_Problem_
Within the listing below, locate all lines containing the word "into". Copy each one.

**** Entries supplied

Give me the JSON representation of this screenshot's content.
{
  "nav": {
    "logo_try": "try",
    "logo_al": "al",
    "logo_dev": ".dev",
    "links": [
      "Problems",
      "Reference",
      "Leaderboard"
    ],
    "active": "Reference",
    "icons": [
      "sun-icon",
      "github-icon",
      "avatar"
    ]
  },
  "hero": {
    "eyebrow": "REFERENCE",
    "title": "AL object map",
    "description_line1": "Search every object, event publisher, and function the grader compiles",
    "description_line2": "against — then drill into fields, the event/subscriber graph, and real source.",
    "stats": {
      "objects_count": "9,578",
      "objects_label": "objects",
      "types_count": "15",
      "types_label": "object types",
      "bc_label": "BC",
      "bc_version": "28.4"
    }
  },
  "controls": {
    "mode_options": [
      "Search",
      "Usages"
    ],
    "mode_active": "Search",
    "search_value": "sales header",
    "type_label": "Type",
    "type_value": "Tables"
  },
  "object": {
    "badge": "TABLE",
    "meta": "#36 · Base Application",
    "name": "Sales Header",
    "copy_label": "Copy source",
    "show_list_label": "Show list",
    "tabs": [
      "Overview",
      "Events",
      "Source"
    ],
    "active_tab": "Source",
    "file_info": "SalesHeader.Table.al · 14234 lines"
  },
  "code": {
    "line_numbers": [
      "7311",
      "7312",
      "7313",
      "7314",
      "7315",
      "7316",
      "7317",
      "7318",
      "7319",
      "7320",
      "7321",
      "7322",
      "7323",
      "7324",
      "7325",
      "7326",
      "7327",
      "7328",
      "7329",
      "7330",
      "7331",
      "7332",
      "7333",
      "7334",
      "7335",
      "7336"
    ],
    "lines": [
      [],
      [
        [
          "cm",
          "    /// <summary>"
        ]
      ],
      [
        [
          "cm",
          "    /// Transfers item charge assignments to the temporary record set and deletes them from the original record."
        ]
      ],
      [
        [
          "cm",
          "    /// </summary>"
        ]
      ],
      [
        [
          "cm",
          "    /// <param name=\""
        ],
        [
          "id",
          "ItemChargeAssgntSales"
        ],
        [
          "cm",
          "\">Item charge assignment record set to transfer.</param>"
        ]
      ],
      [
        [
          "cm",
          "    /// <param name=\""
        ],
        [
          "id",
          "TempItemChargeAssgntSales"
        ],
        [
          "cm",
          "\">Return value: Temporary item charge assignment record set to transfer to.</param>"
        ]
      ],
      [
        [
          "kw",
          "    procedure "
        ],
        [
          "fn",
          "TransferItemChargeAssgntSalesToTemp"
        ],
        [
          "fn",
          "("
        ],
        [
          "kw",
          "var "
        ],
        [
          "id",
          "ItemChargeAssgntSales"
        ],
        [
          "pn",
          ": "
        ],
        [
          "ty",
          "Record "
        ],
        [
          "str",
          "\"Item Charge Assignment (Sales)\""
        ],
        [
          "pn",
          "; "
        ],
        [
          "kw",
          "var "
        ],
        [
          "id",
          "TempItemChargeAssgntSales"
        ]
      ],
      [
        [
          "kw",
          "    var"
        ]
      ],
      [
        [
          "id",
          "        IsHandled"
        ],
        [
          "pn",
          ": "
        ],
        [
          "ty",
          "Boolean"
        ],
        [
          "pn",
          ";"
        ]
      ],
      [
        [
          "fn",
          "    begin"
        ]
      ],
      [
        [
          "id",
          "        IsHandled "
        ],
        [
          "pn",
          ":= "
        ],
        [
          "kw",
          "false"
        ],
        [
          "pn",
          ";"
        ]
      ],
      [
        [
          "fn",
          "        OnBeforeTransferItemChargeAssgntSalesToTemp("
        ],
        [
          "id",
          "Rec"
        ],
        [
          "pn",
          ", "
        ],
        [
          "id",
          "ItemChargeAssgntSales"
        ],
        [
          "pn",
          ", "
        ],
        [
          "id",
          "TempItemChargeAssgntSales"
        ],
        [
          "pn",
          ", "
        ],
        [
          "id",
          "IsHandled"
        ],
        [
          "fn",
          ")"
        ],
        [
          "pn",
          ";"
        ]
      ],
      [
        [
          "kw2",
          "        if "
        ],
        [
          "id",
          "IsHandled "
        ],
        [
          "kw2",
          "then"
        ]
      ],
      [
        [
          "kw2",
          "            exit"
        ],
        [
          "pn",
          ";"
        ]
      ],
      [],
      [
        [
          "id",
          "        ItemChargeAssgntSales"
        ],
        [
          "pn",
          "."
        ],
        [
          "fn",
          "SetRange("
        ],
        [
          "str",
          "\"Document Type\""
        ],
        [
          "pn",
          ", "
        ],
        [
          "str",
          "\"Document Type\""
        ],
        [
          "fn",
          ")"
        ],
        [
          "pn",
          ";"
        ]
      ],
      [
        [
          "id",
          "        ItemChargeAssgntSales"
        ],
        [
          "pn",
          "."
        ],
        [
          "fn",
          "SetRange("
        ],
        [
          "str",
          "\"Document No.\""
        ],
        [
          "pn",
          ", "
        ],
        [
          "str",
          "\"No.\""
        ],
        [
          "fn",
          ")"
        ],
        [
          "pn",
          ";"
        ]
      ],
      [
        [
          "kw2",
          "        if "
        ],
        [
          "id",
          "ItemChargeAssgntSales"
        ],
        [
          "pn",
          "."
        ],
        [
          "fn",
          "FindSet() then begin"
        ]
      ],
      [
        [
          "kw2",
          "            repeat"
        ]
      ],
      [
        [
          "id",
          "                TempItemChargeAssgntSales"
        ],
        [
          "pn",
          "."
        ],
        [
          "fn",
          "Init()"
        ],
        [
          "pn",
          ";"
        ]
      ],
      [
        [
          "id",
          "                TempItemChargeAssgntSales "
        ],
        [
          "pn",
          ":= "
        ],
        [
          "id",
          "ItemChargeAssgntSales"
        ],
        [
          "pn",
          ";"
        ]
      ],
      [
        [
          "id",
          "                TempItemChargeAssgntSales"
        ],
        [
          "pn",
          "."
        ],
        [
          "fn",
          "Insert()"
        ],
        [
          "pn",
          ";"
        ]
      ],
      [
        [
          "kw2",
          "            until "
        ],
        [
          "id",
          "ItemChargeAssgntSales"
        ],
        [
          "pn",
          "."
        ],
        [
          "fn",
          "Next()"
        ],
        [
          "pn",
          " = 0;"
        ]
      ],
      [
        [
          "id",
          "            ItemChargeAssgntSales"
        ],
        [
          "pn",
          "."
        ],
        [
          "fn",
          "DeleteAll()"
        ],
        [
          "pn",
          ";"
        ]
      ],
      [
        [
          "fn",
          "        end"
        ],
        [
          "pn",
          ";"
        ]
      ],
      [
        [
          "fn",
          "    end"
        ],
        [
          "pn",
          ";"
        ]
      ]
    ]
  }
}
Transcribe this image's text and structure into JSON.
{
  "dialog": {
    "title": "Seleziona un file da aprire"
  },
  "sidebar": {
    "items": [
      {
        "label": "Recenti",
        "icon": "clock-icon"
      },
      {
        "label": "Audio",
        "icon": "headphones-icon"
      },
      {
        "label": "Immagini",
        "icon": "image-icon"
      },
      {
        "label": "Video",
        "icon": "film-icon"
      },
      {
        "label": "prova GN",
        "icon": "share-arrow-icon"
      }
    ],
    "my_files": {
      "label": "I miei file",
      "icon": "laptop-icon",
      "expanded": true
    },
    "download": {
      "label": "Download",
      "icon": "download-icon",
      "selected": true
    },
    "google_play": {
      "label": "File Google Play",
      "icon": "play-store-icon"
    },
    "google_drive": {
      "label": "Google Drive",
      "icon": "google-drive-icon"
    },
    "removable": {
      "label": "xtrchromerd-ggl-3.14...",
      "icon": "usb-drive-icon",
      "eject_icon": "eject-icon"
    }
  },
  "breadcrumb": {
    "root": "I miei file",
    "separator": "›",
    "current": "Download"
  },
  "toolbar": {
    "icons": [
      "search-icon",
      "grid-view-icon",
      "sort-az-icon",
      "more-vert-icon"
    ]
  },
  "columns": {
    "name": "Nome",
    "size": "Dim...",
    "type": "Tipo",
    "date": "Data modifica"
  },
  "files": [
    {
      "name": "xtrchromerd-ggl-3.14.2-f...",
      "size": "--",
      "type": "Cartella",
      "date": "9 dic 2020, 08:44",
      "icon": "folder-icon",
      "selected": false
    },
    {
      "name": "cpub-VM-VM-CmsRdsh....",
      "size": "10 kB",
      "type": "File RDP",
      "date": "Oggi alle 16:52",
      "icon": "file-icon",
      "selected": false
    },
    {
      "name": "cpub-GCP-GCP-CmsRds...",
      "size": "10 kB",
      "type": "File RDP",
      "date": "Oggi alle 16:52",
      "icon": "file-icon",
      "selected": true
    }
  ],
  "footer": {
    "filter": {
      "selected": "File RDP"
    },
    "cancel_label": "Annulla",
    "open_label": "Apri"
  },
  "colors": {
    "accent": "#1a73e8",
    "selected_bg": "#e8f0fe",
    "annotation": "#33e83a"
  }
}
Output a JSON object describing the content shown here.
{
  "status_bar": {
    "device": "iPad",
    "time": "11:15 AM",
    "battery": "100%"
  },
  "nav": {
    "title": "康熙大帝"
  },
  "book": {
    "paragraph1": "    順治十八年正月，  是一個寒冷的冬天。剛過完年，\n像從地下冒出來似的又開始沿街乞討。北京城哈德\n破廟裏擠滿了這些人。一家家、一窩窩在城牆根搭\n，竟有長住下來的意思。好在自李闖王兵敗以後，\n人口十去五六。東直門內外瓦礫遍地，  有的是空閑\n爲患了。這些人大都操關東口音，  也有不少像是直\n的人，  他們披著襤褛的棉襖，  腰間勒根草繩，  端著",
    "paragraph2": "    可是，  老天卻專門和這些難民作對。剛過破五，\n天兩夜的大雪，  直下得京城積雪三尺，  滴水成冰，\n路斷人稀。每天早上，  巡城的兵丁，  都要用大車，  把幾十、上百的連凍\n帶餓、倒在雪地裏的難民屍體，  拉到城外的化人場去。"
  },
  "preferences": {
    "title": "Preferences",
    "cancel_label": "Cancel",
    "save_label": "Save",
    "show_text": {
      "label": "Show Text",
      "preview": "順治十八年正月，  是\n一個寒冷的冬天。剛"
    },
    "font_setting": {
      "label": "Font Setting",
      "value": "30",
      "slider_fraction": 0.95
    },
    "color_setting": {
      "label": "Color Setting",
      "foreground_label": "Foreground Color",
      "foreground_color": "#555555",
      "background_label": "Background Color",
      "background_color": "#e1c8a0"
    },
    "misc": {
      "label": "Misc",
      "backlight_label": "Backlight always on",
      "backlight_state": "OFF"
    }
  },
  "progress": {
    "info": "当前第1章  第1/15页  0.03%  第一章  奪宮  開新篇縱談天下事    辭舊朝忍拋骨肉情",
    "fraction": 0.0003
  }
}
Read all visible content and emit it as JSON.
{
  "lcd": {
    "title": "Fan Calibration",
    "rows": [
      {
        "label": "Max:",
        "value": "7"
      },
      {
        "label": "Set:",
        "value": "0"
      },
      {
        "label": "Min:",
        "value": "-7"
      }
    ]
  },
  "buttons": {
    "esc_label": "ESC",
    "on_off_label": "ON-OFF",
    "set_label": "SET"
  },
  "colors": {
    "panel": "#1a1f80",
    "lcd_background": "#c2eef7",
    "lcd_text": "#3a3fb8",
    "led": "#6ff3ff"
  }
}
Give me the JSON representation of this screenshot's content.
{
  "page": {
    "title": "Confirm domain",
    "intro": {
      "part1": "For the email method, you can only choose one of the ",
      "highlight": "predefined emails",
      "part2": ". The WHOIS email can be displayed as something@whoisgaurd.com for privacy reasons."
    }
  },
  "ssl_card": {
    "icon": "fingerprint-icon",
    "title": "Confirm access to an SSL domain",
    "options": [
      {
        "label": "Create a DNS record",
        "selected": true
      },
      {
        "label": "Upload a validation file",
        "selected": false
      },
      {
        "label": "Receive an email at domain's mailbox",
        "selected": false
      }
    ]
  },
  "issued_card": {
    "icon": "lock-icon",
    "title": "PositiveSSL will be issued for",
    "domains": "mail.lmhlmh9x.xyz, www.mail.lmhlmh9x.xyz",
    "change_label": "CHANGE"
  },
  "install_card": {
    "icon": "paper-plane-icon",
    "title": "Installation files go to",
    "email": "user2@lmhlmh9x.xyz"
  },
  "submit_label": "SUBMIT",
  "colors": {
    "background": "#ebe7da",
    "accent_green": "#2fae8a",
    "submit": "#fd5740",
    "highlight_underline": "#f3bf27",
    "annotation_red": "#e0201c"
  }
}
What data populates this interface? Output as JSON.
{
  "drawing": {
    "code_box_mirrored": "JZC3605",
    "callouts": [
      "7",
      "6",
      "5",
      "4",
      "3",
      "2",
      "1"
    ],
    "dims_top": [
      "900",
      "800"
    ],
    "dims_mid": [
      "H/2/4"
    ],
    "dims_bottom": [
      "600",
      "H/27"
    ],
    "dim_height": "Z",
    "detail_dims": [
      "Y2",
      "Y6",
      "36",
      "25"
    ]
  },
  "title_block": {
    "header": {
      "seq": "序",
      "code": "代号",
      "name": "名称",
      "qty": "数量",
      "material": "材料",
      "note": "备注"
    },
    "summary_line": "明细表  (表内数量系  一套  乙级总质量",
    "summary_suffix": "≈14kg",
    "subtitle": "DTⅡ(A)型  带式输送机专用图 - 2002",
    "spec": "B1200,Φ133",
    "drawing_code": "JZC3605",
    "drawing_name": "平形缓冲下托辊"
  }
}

********

_The response_
    "description_line2": "against — then drill into fields, the event/subscriber graph, and real source.",
Transcribe this image's text and structure into JSON.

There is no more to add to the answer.